■ **Records from a collection of figures**:
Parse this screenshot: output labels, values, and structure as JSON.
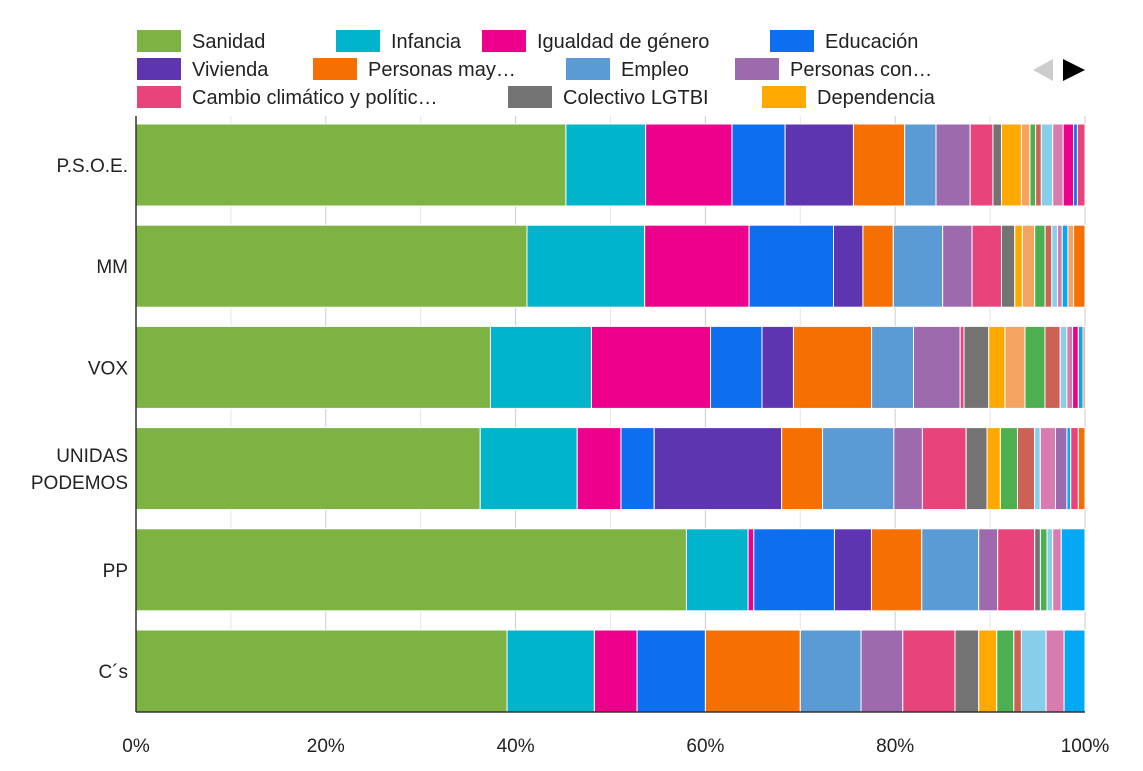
{
  "chart_data": {
    "type": "bar",
    "orientation": "horizontal",
    "stacked": "percent",
    "title": "",
    "xlabel": "",
    "ylabel": "",
    "xlim": [
      0,
      100
    ],
    "x_ticks": [
      "0%",
      "20%",
      "40%",
      "60%",
      "80%",
      "100%"
    ],
    "grid": true,
    "legend_position": "top",
    "categories": [
      "P.S.O.E.",
      "MM",
      "VOX",
      "UNIDAS PODEMOS",
      "PP",
      "C´s"
    ],
    "category_lines": [
      [
        "P.S.O.E."
      ],
      [
        "MM"
      ],
      [
        "VOX"
      ],
      [
        "UNIDAS",
        "PODEMOS"
      ],
      [
        "PP"
      ],
      [
        "C´s"
      ]
    ],
    "legend_items": [
      {
        "label": "Sanidad",
        "color": "#7cb342"
      },
      {
        "label": "Infancia",
        "color": "#00b4cc"
      },
      {
        "label": "Igualdad de género",
        "color": "#ec008c"
      },
      {
        "label": "Educación",
        "color": "#0d6ef0"
      },
      {
        "label": "Vivienda",
        "color": "#5e35b1"
      },
      {
        "label": "Personas may…",
        "color": "#f57000"
      },
      {
        "label": "Empleo",
        "color": "#5b9bd5"
      },
      {
        "label": "Personas con…",
        "color": "#9c6aad"
      },
      {
        "label": "Cambio climático y polític…",
        "color": "#e8437a"
      },
      {
        "label": "Colectivo LGTBI",
        "color": "#737373"
      },
      {
        "label": "Dependencia",
        "color": "#ffa800"
      }
    ],
    "extra_series_colors": [
      "#f4a460",
      "#4caf50",
      "#cd6155",
      "#87ceeb",
      "#d87cb0",
      "#03a9f4"
    ],
    "rows": [
      {
        "category": "P.S.O.E.",
        "segments": [
          {
            "value": 45.3,
            "color": "#7cb342"
          },
          {
            "value": 8.4,
            "color": "#00b4cc"
          },
          {
            "value": 9.1,
            "color": "#ec008c"
          },
          {
            "value": 5.6,
            "color": "#0d6ef0"
          },
          {
            "value": 7.2,
            "color": "#5e35b1"
          },
          {
            "value": 5.4,
            "color": "#f57000"
          },
          {
            "value": 3.3,
            "color": "#5b9bd5"
          },
          {
            "value": 3.6,
            "color": "#9c6aad"
          },
          {
            "value": 2.4,
            "color": "#e8437a"
          },
          {
            "value": 0.9,
            "color": "#737373"
          },
          {
            "value": 2.1,
            "color": "#ffa800"
          },
          {
            "value": 0.9,
            "color": "#f4a460"
          },
          {
            "value": 0.6,
            "color": "#4caf50"
          },
          {
            "value": 0.6,
            "color": "#cd6155"
          },
          {
            "value": 1.2,
            "color": "#87ceeb"
          },
          {
            "value": 1.1,
            "color": "#d87cb0"
          },
          {
            "value": 1.1,
            "color": "#ec008c"
          },
          {
            "value": 0.4,
            "color": "#0d6ef0"
          },
          {
            "value": 0.8,
            "color": "#e8437a"
          }
        ]
      },
      {
        "category": "MM",
        "segments": [
          {
            "value": 41.2,
            "color": "#7cb342"
          },
          {
            "value": 12.4,
            "color": "#00b4cc"
          },
          {
            "value": 11.0,
            "color": "#ec008c"
          },
          {
            "value": 8.9,
            "color": "#0d6ef0"
          },
          {
            "value": 3.1,
            "color": "#5e35b1"
          },
          {
            "value": 3.2,
            "color": "#f57000"
          },
          {
            "value": 5.2,
            "color": "#5b9bd5"
          },
          {
            "value": 3.1,
            "color": "#9c6aad"
          },
          {
            "value": 3.1,
            "color": "#e8437a"
          },
          {
            "value": 1.4,
            "color": "#737373"
          },
          {
            "value": 0.8,
            "color": "#ffa800"
          },
          {
            "value": 1.3,
            "color": "#f4a460"
          },
          {
            "value": 1.1,
            "color": "#4caf50"
          },
          {
            "value": 0.7,
            "color": "#cd6155"
          },
          {
            "value": 0.6,
            "color": "#87ceeb"
          },
          {
            "value": 0.5,
            "color": "#d87cb0"
          },
          {
            "value": 0.6,
            "color": "#03a9f4"
          },
          {
            "value": 0.6,
            "color": "#f4a460"
          },
          {
            "value": 1.2,
            "color": "#f57000"
          }
        ]
      },
      {
        "category": "VOX",
        "segments": [
          {
            "value": 37.2,
            "color": "#7cb342"
          },
          {
            "value": 10.6,
            "color": "#00b4cc"
          },
          {
            "value": 12.5,
            "color": "#ec008c"
          },
          {
            "value": 5.4,
            "color": "#0d6ef0"
          },
          {
            "value": 3.3,
            "color": "#5e35b1"
          },
          {
            "value": 8.2,
            "color": "#f57000"
          },
          {
            "value": 4.4,
            "color": "#5b9bd5"
          },
          {
            "value": 4.9,
            "color": "#9c6aad"
          },
          {
            "value": 0.4,
            "color": "#e8437a"
          },
          {
            "value": 2.6,
            "color": "#737373"
          },
          {
            "value": 1.7,
            "color": "#ffa800"
          },
          {
            "value": 2.1,
            "color": "#f4a460"
          },
          {
            "value": 2.1,
            "color": "#4caf50"
          },
          {
            "value": 1.6,
            "color": "#cd6155"
          },
          {
            "value": 0.7,
            "color": "#87ceeb"
          },
          {
            "value": 0.6,
            "color": "#d87cb0"
          },
          {
            "value": 0.6,
            "color": "#ec008c"
          },
          {
            "value": 0.5,
            "color": "#03a9f4"
          },
          {
            "value": 0.2,
            "color": "#f57000"
          }
        ]
      },
      {
        "category": "UNIDAS PODEMOS",
        "segments": [
          {
            "value": 36.2,
            "color": "#7cb342"
          },
          {
            "value": 10.2,
            "color": "#00b4cc"
          },
          {
            "value": 4.6,
            "color": "#ec008c"
          },
          {
            "value": 3.5,
            "color": "#0d6ef0"
          },
          {
            "value": 13.4,
            "color": "#5e35b1"
          },
          {
            "value": 4.3,
            "color": "#f57000"
          },
          {
            "value": 7.5,
            "color": "#5b9bd5"
          },
          {
            "value": 3.0,
            "color": "#9c6aad"
          },
          {
            "value": 4.6,
            "color": "#e8437a"
          },
          {
            "value": 2.2,
            "color": "#737373"
          },
          {
            "value": 1.4,
            "color": "#ffa800"
          },
          {
            "value": 1.8,
            "color": "#4caf50"
          },
          {
            "value": 1.8,
            "color": "#cd6155"
          },
          {
            "value": 0.6,
            "color": "#87ceeb"
          },
          {
            "value": 1.6,
            "color": "#d87cb0"
          },
          {
            "value": 1.2,
            "color": "#9c6aad"
          },
          {
            "value": 0.4,
            "color": "#03a9f4"
          },
          {
            "value": 0.8,
            "color": "#e8437a"
          },
          {
            "value": 0.7,
            "color": "#f57000"
          }
        ]
      },
      {
        "category": "PP",
        "segments": [
          {
            "value": 58.0,
            "color": "#7cb342"
          },
          {
            "value": 6.5,
            "color": "#00b4cc"
          },
          {
            "value": 0.6,
            "color": "#ec008c"
          },
          {
            "value": 8.5,
            "color": "#0d6ef0"
          },
          {
            "value": 3.9,
            "color": "#5e35b1"
          },
          {
            "value": 5.3,
            "color": "#f57000"
          },
          {
            "value": 6.0,
            "color": "#5b9bd5"
          },
          {
            "value": 2.0,
            "color": "#9c6aad"
          },
          {
            "value": 3.9,
            "color": "#e8437a"
          },
          {
            "value": 0.6,
            "color": "#737373"
          },
          {
            "value": 0.7,
            "color": "#4caf50"
          },
          {
            "value": 0.6,
            "color": "#87ceeb"
          },
          {
            "value": 0.9,
            "color": "#d87cb0"
          },
          {
            "value": 2.5,
            "color": "#03a9f4"
          }
        ]
      },
      {
        "category": "C´s",
        "segments": [
          {
            "value": 39.1,
            "color": "#7cb342"
          },
          {
            "value": 9.2,
            "color": "#00b4cc"
          },
          {
            "value": 4.5,
            "color": "#ec008c"
          },
          {
            "value": 7.2,
            "color": "#0d6ef0"
          },
          {
            "value": 10.0,
            "color": "#f57000"
          },
          {
            "value": 6.4,
            "color": "#5b9bd5"
          },
          {
            "value": 4.4,
            "color": "#9c6aad"
          },
          {
            "value": 5.5,
            "color": "#e8437a"
          },
          {
            "value": 2.5,
            "color": "#737373"
          },
          {
            "value": 1.9,
            "color": "#ffa800"
          },
          {
            "value": 1.8,
            "color": "#4caf50"
          },
          {
            "value": 0.8,
            "color": "#cd6155"
          },
          {
            "value": 2.6,
            "color": "#87ceeb"
          },
          {
            "value": 1.9,
            "color": "#d87cb0"
          },
          {
            "value": 2.2,
            "color": "#03a9f4"
          }
        ]
      }
    ]
  },
  "legend_nav": {
    "prev_icon": "triangle-left-icon",
    "next_icon": "triangle-right-icon",
    "prev_color": "#cccccc",
    "next_color": "#000000"
  }
}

■ **GIVEN INSTRUCTION**: Only the number is wanted: how many lines of the material contain the word "Personas"?

■ **EXERCISE OUTPUT**: 2